## Records to process
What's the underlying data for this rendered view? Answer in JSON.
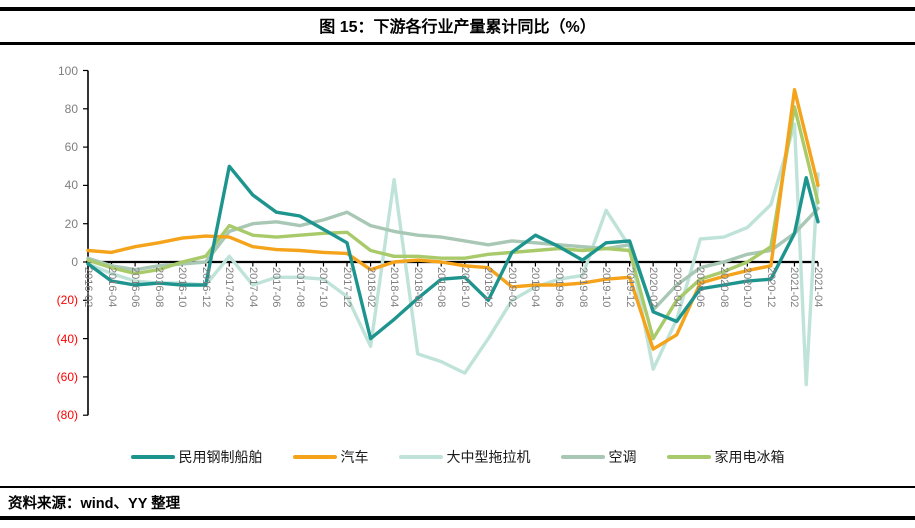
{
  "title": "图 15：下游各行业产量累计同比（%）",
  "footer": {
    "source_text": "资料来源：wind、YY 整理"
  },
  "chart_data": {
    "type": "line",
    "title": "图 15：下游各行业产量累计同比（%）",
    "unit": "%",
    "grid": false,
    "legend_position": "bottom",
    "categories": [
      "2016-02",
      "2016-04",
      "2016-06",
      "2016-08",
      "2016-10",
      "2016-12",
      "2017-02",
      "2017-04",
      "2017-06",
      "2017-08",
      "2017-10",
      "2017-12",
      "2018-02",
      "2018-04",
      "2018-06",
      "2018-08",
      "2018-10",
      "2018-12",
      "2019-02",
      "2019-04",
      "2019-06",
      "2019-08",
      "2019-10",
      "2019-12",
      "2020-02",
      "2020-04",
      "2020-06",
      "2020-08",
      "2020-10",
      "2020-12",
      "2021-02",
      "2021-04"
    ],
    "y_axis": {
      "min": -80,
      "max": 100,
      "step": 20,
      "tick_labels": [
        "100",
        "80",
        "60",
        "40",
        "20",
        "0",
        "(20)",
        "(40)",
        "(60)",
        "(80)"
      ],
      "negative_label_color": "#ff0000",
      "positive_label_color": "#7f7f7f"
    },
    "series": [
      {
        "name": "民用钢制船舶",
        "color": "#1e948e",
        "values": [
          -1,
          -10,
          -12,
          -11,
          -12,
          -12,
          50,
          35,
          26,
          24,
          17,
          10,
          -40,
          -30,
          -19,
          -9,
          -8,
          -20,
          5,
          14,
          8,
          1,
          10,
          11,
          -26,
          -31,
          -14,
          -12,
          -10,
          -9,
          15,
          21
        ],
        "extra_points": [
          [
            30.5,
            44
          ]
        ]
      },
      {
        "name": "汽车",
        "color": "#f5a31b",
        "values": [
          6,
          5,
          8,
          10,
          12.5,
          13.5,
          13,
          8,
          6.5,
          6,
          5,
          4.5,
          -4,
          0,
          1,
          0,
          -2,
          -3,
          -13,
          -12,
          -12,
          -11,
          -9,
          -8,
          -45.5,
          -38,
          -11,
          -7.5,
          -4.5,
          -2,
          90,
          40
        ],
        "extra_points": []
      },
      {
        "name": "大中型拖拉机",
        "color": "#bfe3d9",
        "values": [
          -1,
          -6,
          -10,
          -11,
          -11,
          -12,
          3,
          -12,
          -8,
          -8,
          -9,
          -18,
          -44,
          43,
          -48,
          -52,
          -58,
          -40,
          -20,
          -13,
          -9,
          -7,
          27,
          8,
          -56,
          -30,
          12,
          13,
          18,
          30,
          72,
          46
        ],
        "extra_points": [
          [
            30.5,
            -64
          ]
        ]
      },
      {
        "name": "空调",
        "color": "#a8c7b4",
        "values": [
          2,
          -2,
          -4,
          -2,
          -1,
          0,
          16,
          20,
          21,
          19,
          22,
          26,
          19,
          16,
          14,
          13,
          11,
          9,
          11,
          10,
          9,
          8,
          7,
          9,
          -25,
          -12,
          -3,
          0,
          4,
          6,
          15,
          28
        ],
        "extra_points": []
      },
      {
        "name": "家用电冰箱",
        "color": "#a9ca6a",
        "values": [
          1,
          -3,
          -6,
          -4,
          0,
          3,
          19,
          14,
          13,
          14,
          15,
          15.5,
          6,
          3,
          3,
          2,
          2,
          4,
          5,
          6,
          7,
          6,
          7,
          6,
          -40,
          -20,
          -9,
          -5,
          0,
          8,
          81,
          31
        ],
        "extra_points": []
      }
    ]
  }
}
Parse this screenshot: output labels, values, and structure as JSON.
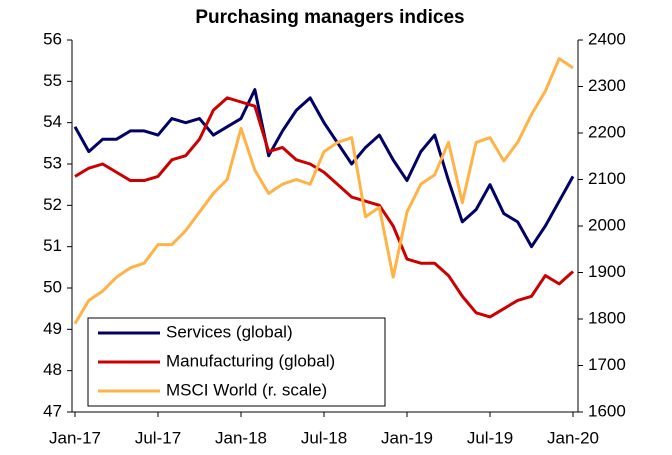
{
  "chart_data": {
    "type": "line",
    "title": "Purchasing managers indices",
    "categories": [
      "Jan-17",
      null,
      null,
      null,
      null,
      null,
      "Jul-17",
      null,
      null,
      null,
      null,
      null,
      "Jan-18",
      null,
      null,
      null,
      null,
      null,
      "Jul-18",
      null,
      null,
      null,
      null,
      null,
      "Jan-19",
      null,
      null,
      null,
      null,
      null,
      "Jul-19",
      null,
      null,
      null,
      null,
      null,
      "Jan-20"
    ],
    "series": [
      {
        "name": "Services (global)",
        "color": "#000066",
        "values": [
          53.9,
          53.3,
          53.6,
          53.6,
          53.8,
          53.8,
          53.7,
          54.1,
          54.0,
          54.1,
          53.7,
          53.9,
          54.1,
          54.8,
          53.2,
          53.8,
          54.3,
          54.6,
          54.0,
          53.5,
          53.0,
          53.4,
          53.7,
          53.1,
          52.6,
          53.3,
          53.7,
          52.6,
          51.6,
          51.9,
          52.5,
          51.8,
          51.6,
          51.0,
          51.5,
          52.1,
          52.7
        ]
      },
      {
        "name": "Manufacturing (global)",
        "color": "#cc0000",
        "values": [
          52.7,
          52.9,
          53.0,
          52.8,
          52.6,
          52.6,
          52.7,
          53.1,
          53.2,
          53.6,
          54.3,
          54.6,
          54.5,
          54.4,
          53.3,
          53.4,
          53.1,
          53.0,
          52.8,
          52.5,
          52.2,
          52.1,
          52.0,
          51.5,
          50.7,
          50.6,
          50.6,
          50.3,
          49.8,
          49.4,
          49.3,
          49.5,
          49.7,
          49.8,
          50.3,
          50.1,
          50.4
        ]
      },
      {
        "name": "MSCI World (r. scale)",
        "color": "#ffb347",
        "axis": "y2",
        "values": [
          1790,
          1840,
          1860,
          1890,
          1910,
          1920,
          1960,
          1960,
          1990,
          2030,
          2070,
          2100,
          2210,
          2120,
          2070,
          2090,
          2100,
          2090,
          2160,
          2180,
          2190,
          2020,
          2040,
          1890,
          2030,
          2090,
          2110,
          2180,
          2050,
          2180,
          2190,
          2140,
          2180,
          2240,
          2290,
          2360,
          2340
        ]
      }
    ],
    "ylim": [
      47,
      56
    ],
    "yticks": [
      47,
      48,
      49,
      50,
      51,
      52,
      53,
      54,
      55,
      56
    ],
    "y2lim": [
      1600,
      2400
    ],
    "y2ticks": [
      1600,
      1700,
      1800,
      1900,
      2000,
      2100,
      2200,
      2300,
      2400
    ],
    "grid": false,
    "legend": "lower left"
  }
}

## Required work
Every record above should be written out again without change, except that the pictures are left out.

## Worked answer
What's the underlying data for this rendered view? Answer in JSON.
{
  "title": "图 15：下游各行业产量累计同比（%）",
  "footer": {
    "source_text": "资料来源：wind、YY 整理"
  },
  "chart_data": {
    "type": "line",
    "title": "图 15：下游各行业产量累计同比（%）",
    "unit": "%",
    "grid": false,
    "legend_position": "bottom",
    "categories": [
      "2016-02",
      "2016-04",
      "2016-06",
      "2016-08",
      "2016-10",
      "2016-12",
      "2017-02",
      "2017-04",
      "2017-06",
      "2017-08",
      "2017-10",
      "2017-12",
      "2018-02",
      "2018-04",
      "2018-06",
      "2018-08",
      "2018-10",
      "2018-12",
      "2019-02",
      "2019-04",
      "2019-06",
      "2019-08",
      "2019-10",
      "2019-12",
      "2020-02",
      "2020-04",
      "2020-06",
      "2020-08",
      "2020-10",
      "2020-12",
      "2021-02",
      "2021-04"
    ],
    "y_axis": {
      "min": -80,
      "max": 100,
      "step": 20,
      "tick_labels": [
        "100",
        "80",
        "60",
        "40",
        "20",
        "0",
        "(20)",
        "(40)",
        "(60)",
        "(80)"
      ],
      "negative_label_color": "#ff0000",
      "positive_label_color": "#7f7f7f"
    },
    "series": [
      {
        "name": "民用钢制船舶",
        "color": "#1e948e",
        "values": [
          -1,
          -10,
          -12,
          -11,
          -12,
          -12,
          50,
          35,
          26,
          24,
          17,
          10,
          -40,
          -30,
          -19,
          -9,
          -8,
          -20,
          5,
          14,
          8,
          1,
          10,
          11,
          -26,
          -31,
          -14,
          -12,
          -10,
          -9,
          15,
          21
        ],
        "extra_points": [
          [
            30.5,
            44
          ]
        ]
      },
      {
        "name": "汽车",
        "color": "#f5a31b",
        "values": [
          6,
          5,
          8,
          10,
          12.5,
          13.5,
          13,
          8,
          6.5,
          6,
          5,
          4.5,
          -4,
          0,
          1,
          0,
          -2,
          -3,
          -13,
          -12,
          -12,
          -11,
          -9,
          -8,
          -45.5,
          -38,
          -11,
          -7.5,
          -4.5,
          -2,
          90,
          40
        ],
        "extra_points": []
      },
      {
        "name": "大中型拖拉机",
        "color": "#bfe3d9",
        "values": [
          -1,
          -6,
          -10,
          -11,
          -11,
          -12,
          3,
          -12,
          -8,
          -8,
          -9,
          -18,
          -44,
          43,
          -48,
          -52,
          -58,
          -40,
          -20,
          -13,
          -9,
          -7,
          27,
          8,
          -56,
          -30,
          12,
          13,
          18,
          30,
          72,
          46
        ],
        "extra_points": [
          [
            30.5,
            -64
          ]
        ]
      },
      {
        "name": "空调",
        "color": "#a8c7b4",
        "values": [
          2,
          -2,
          -4,
          -2,
          -1,
          0,
          16,
          20,
          21,
          19,
          22,
          26,
          19,
          16,
          14,
          13,
          11,
          9,
          11,
          10,
          9,
          8,
          7,
          9,
          -25,
          -12,
          -3,
          0,
          4,
          6,
          15,
          28
        ],
        "extra_points": []
      },
      {
        "name": "家用电冰箱",
        "color": "#a9ca6a",
        "values": [
          1,
          -3,
          -6,
          -4,
          0,
          3,
          19,
          14,
          13,
          14,
          15,
          15.5,
          6,
          3,
          3,
          2,
          2,
          4,
          5,
          6,
          7,
          6,
          7,
          6,
          -40,
          -20,
          -9,
          -5,
          0,
          8,
          81,
          31
        ],
        "extra_points": []
      }
    ]
  }
}
Parse this screenshot: output labels, values, and structure as JSON.
{
  "chart_data": {
    "type": "line",
    "title": "Purchasing managers indices",
    "categories": [
      "Jan-17",
      null,
      null,
      null,
      null,
      null,
      "Jul-17",
      null,
      null,
      null,
      null,
      null,
      "Jan-18",
      null,
      null,
      null,
      null,
      null,
      "Jul-18",
      null,
      null,
      null,
      null,
      null,
      "Jan-19",
      null,
      null,
      null,
      null,
      null,
      "Jul-19",
      null,
      null,
      null,
      null,
      null,
      "Jan-20"
    ],
    "series": [
      {
        "name": "Services (global)",
        "color": "#000066",
        "values": [
          53.9,
          53.3,
          53.6,
          53.6,
          53.8,
          53.8,
          53.7,
          54.1,
          54.0,
          54.1,
          53.7,
          53.9,
          54.1,
          54.8,
          53.2,
          53.8,
          54.3,
          54.6,
          54.0,
          53.5,
          53.0,
          53.4,
          53.7,
          53.1,
          52.6,
          53.3,
          53.7,
          52.6,
          51.6,
          51.9,
          52.5,
          51.8,
          51.6,
          51.0,
          51.5,
          52.1,
          52.7
        ]
      },
      {
        "name": "Manufacturing (global)",
        "color": "#cc0000",
        "values": [
          52.7,
          52.9,
          53.0,
          52.8,
          52.6,
          52.6,
          52.7,
          53.1,
          53.2,
          53.6,
          54.3,
          54.6,
          54.5,
          54.4,
          53.3,
          53.4,
          53.1,
          53.0,
          52.8,
          52.5,
          52.2,
          52.1,
          52.0,
          51.5,
          50.7,
          50.6,
          50.6,
          50.3,
          49.8,
          49.4,
          49.3,
          49.5,
          49.7,
          49.8,
          50.3,
          50.1,
          50.4
        ]
      },
      {
        "name": "MSCI World (r. scale)",
        "color": "#ffb347",
        "axis": "y2",
        "values": [
          1790,
          1840,
          1860,
          1890,
          1910,
          1920,
          1960,
          1960,
          1990,
          2030,
          2070,
          2100,
          2210,
          2120,
          2070,
          2090,
          2100,
          2090,
          2160,
          2180,
          2190,
          2020,
          2040,
          1890,
          2030,
          2090,
          2110,
          2180,
          2050,
          2180,
          2190,
          2140,
          2180,
          2240,
          2290,
          2360,
          2340
        ]
      }
    ],
    "ylim": [
      47,
      56
    ],
    "yticks": [
      47,
      48,
      49,
      50,
      51,
      52,
      53,
      54,
      55,
      56
    ],
    "y2lim": [
      1600,
      2400
    ],
    "y2ticks": [
      1600,
      1700,
      1800,
      1900,
      2000,
      2100,
      2200,
      2300,
      2400
    ],
    "grid": false,
    "legend": "lower left"
  }
}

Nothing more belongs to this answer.